What is needed: Read the lines below and count those that have the word "земельних". Respond with the number only.

Data lines:
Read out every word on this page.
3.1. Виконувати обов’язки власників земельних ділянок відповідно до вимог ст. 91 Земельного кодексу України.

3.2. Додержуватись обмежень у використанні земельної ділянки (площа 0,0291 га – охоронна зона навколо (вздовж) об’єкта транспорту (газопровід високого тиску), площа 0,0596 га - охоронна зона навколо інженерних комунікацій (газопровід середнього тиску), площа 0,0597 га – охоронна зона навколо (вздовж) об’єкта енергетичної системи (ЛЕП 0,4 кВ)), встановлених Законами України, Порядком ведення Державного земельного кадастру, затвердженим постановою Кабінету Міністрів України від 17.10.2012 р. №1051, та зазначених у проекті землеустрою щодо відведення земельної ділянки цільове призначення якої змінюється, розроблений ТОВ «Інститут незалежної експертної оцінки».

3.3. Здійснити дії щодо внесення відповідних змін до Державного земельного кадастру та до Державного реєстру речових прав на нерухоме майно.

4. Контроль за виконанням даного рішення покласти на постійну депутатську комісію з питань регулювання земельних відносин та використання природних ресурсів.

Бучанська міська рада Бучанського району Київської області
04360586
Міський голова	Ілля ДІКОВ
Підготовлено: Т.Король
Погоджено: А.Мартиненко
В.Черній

Task output: 2